------ Information provided
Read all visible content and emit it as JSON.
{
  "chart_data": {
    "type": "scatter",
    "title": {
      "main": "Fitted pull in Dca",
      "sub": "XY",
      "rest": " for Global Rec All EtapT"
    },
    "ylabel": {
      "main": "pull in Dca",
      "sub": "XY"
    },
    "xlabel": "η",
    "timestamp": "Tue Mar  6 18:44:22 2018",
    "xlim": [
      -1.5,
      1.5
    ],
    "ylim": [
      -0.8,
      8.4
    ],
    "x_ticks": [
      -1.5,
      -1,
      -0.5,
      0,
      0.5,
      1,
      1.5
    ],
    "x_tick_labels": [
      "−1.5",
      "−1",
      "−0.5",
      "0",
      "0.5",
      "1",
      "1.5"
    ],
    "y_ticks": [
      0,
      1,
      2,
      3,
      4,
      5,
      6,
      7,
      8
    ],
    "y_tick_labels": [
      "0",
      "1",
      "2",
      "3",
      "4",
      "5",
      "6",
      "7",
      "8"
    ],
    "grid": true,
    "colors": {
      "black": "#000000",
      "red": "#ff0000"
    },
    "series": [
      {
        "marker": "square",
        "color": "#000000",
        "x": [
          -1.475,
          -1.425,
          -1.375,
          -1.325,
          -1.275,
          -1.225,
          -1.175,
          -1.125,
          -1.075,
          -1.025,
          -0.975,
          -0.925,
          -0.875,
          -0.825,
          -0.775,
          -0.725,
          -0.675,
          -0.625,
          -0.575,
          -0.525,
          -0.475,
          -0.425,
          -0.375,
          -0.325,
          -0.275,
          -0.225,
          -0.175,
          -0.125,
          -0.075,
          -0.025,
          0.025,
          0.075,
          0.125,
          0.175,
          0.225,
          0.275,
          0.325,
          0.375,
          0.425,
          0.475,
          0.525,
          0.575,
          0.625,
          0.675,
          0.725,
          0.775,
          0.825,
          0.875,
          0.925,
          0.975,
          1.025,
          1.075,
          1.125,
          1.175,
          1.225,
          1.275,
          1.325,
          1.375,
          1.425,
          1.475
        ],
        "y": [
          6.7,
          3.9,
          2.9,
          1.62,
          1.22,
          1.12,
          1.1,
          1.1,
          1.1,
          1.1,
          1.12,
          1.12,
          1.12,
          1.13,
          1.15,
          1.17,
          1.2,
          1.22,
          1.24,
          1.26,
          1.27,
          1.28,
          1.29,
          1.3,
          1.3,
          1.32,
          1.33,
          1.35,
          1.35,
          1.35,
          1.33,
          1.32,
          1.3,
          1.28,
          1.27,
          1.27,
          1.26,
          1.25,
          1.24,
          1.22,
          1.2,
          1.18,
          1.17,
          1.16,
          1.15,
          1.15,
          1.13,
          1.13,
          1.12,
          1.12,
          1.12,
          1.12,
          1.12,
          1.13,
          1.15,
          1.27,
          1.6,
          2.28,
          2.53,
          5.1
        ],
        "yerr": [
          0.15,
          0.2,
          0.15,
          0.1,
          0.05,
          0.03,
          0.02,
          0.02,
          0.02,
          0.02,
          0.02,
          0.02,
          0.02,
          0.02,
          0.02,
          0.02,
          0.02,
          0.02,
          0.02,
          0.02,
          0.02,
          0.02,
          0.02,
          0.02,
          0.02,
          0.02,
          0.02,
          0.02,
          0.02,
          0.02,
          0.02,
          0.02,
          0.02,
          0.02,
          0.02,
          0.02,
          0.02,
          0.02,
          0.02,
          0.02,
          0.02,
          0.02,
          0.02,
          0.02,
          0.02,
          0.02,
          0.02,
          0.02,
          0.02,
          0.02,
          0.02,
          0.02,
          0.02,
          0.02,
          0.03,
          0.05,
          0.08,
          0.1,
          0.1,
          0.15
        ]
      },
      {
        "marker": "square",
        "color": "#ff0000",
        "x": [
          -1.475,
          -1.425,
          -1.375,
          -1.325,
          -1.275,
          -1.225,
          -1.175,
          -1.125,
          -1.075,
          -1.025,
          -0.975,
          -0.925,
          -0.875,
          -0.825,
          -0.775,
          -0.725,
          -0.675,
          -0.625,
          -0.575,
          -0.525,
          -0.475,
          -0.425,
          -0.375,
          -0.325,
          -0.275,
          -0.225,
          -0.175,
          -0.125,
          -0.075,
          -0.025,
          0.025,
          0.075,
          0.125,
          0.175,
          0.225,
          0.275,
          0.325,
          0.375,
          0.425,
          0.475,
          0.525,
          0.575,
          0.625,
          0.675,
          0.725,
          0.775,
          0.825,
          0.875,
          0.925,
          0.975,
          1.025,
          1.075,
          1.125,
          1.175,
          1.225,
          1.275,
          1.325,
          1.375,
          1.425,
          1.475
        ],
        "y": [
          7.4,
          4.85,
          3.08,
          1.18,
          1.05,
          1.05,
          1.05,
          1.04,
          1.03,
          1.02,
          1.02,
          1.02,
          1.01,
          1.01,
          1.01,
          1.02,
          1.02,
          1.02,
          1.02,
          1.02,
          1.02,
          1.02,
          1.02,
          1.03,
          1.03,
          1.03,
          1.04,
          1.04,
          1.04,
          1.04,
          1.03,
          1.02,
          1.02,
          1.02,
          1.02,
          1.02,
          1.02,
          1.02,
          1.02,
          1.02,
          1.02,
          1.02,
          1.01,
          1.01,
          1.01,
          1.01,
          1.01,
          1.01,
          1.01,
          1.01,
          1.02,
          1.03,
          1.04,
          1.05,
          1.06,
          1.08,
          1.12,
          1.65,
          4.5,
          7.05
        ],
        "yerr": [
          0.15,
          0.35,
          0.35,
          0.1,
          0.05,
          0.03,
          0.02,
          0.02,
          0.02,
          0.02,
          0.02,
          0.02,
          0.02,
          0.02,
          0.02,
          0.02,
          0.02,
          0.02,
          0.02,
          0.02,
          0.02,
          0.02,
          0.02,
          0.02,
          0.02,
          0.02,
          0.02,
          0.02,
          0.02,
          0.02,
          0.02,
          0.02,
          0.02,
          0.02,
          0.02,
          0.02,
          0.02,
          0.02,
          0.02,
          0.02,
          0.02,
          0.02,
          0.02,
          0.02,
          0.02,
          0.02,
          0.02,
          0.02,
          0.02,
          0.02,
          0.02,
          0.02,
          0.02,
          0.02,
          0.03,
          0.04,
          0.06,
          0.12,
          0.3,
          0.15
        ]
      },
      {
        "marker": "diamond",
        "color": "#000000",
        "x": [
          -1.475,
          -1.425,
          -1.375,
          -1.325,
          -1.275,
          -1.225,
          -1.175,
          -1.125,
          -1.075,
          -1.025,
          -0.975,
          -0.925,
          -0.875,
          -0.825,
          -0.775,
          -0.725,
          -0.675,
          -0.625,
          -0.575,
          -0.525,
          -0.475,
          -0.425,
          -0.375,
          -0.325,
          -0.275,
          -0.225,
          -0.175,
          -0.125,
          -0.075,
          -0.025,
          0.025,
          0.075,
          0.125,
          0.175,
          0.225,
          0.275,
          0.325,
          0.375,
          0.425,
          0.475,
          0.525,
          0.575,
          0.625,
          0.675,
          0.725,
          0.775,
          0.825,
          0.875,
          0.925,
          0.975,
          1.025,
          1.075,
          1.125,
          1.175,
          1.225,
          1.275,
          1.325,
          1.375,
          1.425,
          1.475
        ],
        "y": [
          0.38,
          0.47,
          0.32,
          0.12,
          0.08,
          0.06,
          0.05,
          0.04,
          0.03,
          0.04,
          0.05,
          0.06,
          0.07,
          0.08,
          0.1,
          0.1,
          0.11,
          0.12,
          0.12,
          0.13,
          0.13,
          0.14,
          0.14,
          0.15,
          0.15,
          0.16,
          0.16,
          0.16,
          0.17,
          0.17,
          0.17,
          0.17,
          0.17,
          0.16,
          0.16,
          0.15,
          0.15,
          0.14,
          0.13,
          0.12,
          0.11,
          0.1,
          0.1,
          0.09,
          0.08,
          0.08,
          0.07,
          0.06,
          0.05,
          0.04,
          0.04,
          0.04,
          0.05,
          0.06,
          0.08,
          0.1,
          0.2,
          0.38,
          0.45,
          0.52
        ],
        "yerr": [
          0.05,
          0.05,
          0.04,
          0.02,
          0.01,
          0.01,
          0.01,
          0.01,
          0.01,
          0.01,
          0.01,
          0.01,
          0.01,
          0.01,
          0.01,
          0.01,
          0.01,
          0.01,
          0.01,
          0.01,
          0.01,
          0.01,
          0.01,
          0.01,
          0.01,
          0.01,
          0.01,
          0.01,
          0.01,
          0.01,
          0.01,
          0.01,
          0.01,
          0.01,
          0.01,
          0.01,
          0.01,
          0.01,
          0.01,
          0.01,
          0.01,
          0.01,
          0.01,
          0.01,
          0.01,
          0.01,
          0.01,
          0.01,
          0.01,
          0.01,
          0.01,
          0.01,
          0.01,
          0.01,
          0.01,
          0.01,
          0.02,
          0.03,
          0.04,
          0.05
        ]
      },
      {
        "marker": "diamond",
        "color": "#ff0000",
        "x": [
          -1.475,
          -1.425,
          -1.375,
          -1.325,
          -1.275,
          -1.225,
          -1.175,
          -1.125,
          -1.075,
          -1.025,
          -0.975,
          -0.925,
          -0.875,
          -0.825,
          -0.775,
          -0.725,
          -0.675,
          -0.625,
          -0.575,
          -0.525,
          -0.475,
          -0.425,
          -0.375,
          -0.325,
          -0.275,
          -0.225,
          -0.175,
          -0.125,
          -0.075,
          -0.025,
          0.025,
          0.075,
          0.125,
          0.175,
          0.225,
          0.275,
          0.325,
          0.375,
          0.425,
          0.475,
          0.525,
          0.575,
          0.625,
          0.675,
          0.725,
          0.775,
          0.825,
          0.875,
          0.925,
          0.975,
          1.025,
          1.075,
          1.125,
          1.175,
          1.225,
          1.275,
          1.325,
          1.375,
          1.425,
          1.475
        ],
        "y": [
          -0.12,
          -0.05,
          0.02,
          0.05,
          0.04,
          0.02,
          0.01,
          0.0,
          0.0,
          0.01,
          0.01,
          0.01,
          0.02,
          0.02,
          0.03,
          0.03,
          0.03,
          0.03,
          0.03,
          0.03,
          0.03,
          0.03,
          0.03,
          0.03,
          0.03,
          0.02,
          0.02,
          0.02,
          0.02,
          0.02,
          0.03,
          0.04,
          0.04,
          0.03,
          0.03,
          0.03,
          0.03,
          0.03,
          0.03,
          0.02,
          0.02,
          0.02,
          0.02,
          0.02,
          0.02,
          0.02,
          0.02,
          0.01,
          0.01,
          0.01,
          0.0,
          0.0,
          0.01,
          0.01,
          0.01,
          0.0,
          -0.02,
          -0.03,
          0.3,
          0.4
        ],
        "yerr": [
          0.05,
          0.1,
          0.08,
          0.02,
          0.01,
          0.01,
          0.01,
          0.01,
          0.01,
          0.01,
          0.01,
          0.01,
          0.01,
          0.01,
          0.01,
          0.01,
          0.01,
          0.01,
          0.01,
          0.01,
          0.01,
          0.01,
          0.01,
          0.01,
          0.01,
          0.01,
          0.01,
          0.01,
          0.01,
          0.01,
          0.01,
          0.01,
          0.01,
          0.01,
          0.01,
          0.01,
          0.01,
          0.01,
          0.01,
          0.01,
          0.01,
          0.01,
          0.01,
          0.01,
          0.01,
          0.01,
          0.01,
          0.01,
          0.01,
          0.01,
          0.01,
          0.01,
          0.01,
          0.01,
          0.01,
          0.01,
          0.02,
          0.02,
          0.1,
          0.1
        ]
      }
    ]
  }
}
------------
◆ **Brief**: Copy each line of the records containing the string "pull".

◆ **Completed task**:
      "main": "Fitted pull in Dca",
      "main": "pull in Dca",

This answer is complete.